Report back each line of the records that contains the string "fascist".

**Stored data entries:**

* begin *

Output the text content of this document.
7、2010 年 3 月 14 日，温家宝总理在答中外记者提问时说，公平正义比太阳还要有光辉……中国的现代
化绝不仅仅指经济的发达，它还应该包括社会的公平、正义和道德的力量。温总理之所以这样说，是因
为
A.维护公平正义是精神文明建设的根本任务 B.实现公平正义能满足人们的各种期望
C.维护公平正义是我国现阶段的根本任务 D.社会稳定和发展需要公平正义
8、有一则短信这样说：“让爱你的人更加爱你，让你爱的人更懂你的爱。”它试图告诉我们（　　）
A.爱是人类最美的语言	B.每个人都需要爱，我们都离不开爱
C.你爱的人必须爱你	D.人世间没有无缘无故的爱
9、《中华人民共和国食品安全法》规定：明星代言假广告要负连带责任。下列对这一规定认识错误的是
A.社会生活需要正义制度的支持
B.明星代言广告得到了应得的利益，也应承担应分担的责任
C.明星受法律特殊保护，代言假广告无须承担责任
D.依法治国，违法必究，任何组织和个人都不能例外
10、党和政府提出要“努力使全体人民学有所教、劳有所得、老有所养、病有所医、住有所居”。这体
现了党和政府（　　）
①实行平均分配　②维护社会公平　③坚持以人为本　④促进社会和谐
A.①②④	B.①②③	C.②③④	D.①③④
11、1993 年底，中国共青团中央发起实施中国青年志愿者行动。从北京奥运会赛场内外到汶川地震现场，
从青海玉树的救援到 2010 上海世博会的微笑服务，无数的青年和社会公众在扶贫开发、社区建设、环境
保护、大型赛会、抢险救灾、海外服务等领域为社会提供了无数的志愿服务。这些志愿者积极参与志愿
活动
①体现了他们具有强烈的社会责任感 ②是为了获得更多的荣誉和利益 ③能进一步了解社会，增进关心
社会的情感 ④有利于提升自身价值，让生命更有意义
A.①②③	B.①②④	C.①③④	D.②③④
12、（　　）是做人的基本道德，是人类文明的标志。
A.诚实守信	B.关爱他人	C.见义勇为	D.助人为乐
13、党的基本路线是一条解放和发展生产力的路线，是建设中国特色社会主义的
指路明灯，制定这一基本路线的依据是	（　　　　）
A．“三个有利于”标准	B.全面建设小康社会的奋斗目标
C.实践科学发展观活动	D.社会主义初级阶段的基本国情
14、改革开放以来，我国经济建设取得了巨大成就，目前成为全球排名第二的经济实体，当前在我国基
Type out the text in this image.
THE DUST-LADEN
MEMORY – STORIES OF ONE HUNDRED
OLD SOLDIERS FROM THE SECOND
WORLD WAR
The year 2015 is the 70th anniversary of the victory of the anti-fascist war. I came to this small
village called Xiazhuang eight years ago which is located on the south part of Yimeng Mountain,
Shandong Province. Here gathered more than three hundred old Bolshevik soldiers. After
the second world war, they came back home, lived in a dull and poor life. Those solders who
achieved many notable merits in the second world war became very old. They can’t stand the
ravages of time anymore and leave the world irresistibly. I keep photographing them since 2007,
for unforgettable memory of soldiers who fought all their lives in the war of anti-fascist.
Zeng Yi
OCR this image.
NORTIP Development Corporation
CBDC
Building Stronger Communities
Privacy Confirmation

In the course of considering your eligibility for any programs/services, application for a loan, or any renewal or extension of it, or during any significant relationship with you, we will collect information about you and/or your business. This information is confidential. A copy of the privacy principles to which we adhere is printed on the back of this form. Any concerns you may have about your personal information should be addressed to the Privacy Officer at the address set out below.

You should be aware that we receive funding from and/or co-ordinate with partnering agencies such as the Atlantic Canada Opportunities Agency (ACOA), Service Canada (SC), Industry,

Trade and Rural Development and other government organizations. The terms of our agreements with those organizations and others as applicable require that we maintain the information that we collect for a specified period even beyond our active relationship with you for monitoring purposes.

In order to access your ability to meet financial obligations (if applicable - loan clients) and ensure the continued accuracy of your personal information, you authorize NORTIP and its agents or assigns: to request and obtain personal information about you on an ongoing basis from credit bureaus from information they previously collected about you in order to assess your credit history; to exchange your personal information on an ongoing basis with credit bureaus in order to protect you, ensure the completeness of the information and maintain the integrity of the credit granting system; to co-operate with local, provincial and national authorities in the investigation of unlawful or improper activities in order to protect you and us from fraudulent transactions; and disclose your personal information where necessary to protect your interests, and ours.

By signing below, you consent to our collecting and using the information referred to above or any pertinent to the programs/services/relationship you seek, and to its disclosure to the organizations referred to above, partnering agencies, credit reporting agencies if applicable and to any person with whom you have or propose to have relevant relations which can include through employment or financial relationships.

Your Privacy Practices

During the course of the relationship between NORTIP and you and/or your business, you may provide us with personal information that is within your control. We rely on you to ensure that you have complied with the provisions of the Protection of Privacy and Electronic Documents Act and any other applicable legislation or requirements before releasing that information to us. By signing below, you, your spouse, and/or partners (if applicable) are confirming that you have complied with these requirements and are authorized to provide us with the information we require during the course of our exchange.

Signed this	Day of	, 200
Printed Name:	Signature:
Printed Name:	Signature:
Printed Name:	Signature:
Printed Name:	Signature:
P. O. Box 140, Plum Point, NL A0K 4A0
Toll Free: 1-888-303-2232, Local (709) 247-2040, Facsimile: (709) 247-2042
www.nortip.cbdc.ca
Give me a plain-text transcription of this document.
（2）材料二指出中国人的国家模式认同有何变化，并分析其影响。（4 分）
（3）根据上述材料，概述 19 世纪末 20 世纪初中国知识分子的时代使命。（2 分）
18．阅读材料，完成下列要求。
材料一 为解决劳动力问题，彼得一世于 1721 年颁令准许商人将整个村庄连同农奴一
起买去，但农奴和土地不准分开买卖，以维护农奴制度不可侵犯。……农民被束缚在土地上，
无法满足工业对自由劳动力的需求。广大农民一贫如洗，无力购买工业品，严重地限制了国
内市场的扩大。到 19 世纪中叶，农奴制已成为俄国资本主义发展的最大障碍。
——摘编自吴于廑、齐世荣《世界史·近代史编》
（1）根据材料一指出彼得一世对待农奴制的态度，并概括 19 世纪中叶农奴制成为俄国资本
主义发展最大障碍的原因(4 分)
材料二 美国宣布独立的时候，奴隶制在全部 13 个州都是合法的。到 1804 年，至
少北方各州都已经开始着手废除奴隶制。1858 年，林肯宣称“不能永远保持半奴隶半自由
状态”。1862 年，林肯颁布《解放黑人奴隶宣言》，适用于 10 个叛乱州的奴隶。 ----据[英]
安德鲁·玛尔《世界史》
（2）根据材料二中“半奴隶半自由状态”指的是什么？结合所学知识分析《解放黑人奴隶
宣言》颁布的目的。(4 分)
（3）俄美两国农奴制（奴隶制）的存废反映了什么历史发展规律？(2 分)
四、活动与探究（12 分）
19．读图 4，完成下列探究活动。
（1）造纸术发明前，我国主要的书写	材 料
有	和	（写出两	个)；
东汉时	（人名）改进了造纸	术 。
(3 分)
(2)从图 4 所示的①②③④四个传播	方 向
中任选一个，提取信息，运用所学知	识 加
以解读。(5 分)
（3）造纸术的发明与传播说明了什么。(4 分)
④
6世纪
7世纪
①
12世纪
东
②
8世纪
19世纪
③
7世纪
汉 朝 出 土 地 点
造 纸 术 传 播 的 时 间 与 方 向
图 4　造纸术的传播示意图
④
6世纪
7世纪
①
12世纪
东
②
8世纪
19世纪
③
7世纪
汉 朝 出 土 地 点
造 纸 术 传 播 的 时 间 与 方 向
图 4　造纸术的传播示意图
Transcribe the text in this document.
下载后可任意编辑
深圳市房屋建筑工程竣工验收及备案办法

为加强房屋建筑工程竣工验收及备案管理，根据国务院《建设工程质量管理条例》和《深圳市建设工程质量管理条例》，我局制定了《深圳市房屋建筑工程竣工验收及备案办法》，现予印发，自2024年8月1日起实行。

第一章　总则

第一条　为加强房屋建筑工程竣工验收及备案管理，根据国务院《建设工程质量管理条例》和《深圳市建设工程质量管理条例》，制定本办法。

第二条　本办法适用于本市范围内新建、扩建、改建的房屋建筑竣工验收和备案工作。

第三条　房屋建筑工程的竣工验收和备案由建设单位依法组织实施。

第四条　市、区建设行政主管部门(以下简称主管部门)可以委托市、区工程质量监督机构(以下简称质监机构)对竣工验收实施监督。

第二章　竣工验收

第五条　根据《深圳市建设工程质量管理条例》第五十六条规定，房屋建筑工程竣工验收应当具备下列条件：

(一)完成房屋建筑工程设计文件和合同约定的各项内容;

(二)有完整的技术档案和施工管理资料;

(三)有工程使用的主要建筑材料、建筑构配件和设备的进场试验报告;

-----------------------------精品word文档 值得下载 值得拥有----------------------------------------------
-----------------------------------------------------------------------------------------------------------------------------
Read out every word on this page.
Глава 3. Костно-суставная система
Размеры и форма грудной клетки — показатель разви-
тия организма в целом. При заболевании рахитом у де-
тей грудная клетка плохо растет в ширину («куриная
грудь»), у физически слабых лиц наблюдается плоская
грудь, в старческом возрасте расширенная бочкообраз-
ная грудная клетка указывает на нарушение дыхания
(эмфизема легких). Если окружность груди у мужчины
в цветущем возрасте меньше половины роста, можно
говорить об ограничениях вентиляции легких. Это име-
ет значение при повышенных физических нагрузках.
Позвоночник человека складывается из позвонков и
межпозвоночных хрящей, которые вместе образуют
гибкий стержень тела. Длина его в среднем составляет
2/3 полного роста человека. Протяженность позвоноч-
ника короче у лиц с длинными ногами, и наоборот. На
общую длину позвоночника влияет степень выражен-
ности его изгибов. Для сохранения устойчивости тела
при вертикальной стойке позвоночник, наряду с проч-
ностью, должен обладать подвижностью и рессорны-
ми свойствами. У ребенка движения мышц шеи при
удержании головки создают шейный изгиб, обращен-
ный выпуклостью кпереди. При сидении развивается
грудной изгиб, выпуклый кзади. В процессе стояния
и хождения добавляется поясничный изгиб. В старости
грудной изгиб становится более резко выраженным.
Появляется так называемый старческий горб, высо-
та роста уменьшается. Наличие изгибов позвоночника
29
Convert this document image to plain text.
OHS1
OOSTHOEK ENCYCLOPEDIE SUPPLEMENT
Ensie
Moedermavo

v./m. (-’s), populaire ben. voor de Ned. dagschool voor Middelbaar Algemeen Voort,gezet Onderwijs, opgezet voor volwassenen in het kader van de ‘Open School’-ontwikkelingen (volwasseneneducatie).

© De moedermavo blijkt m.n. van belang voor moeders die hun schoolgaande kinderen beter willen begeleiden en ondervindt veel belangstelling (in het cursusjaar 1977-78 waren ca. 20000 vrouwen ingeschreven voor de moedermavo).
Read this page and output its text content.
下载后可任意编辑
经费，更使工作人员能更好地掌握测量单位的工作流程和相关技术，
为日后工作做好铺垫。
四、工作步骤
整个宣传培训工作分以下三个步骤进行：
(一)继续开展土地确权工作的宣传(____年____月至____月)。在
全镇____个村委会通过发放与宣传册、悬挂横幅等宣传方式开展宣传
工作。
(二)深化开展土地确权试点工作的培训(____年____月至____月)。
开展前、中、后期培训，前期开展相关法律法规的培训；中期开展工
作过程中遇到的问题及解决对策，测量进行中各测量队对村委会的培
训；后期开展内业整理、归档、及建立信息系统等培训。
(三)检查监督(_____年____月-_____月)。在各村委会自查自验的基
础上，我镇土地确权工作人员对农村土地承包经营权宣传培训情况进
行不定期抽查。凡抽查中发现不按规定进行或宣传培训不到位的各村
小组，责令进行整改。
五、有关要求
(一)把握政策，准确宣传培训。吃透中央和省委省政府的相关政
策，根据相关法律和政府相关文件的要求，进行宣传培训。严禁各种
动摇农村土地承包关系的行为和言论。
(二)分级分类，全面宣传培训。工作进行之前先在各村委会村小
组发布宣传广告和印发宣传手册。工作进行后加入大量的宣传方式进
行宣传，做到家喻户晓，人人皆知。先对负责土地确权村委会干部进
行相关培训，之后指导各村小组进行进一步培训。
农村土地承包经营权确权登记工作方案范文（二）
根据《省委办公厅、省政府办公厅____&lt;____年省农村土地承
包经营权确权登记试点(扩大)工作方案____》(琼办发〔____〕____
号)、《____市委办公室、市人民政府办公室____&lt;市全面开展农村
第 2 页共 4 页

* end *

**Output of the exercise:**
The year 2015 is the 70th anniversary of the victory of the anti-fascist war. I came to this small
for unforgettable memory of soldiers who fought all their lives in the war of anti-fascist.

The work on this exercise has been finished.